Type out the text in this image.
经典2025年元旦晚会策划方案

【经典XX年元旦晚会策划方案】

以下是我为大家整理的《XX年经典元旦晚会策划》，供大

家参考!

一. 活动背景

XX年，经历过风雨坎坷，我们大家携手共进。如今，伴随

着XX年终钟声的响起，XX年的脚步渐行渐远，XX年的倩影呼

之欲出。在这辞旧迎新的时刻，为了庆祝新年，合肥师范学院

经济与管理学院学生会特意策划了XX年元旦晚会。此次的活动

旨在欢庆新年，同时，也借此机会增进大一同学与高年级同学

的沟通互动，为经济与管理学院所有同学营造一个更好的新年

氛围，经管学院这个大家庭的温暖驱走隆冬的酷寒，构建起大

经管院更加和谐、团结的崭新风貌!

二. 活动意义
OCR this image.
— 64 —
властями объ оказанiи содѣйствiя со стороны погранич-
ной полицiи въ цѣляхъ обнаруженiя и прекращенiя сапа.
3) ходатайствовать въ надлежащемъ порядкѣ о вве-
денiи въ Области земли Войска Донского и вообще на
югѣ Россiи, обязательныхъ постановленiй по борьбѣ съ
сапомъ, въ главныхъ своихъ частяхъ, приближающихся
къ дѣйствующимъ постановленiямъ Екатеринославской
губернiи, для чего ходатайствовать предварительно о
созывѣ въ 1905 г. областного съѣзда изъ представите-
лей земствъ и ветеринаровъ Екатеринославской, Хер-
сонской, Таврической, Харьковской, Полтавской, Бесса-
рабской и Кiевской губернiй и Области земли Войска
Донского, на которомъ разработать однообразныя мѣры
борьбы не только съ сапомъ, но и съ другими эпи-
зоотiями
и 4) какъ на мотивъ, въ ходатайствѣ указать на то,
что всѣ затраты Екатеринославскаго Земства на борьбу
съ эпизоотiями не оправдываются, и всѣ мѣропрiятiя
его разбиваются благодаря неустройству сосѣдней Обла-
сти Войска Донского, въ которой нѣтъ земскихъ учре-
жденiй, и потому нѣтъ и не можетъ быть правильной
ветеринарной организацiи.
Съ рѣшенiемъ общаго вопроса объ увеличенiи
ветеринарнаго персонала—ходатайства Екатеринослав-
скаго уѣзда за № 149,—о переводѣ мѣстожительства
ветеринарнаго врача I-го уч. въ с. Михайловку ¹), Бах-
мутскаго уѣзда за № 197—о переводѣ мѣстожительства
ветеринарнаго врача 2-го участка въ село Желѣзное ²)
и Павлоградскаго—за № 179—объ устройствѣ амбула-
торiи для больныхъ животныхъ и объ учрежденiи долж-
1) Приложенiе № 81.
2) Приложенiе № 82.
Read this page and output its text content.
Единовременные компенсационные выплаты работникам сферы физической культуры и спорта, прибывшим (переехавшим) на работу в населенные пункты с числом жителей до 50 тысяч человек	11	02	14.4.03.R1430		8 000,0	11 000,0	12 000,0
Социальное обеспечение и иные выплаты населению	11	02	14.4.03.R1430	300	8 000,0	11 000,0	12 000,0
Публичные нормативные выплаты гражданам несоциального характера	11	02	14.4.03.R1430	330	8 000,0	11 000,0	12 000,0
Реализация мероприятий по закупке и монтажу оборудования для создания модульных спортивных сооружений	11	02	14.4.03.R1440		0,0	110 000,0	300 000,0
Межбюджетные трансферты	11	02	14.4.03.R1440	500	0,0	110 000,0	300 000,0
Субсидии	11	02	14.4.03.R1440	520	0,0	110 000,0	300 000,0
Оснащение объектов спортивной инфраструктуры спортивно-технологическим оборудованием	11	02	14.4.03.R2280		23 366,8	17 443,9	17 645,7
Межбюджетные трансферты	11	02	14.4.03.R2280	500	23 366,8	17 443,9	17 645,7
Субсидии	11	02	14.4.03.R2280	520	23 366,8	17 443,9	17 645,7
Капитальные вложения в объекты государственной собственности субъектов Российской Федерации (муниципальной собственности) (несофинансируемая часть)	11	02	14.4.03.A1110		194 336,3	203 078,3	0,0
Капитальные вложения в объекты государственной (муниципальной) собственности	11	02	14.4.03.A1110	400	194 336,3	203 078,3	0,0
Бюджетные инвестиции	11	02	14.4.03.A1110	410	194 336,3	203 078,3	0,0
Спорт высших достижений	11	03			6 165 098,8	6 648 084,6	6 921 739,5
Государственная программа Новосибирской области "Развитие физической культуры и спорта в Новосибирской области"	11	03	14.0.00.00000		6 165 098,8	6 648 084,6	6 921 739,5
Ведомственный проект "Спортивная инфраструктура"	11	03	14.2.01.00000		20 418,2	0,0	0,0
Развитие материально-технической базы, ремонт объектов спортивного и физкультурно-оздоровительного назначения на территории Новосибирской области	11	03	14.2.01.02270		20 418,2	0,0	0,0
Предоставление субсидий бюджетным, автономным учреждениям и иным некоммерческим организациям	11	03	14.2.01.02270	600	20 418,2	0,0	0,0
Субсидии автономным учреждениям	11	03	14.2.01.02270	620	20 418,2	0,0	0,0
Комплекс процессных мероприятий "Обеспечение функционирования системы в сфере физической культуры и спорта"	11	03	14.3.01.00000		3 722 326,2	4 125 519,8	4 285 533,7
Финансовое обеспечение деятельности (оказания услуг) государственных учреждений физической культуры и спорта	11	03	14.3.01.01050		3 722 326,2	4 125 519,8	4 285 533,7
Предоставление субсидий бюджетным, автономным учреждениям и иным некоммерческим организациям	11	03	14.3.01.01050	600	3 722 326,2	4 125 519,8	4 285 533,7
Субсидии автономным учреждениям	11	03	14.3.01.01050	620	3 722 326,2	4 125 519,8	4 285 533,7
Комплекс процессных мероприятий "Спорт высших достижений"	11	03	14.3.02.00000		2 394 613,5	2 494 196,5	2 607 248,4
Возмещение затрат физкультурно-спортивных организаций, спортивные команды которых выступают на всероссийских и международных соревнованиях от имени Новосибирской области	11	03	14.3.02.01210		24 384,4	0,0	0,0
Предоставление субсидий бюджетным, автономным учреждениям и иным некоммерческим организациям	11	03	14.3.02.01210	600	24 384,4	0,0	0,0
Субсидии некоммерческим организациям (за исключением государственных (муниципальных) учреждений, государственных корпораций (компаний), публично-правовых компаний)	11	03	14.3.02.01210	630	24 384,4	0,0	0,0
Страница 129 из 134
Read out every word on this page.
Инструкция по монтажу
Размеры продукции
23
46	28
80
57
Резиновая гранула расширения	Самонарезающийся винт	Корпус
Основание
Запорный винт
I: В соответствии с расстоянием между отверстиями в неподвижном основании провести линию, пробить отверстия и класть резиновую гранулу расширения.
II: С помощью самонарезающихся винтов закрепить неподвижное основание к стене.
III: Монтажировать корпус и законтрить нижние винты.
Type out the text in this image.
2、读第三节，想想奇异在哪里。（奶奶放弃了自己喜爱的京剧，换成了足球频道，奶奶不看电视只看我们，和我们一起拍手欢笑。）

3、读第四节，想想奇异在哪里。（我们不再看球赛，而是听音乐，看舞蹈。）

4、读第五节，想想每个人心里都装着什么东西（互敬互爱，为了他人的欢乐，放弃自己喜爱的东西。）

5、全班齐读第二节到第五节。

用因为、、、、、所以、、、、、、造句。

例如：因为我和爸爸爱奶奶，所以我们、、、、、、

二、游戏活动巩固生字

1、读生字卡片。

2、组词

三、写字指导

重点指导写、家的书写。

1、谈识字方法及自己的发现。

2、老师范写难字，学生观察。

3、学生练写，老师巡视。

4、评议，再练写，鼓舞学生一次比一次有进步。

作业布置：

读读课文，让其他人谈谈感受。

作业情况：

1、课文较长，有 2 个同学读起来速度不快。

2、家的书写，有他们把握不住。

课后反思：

* _WHAT THE TASK ASKS_
Reproduce every line of the listing above in which the string "page" appears.

* _RESPONSE TO THE EXERCISE_
Read this page and output its text content.
Read out every word on this page.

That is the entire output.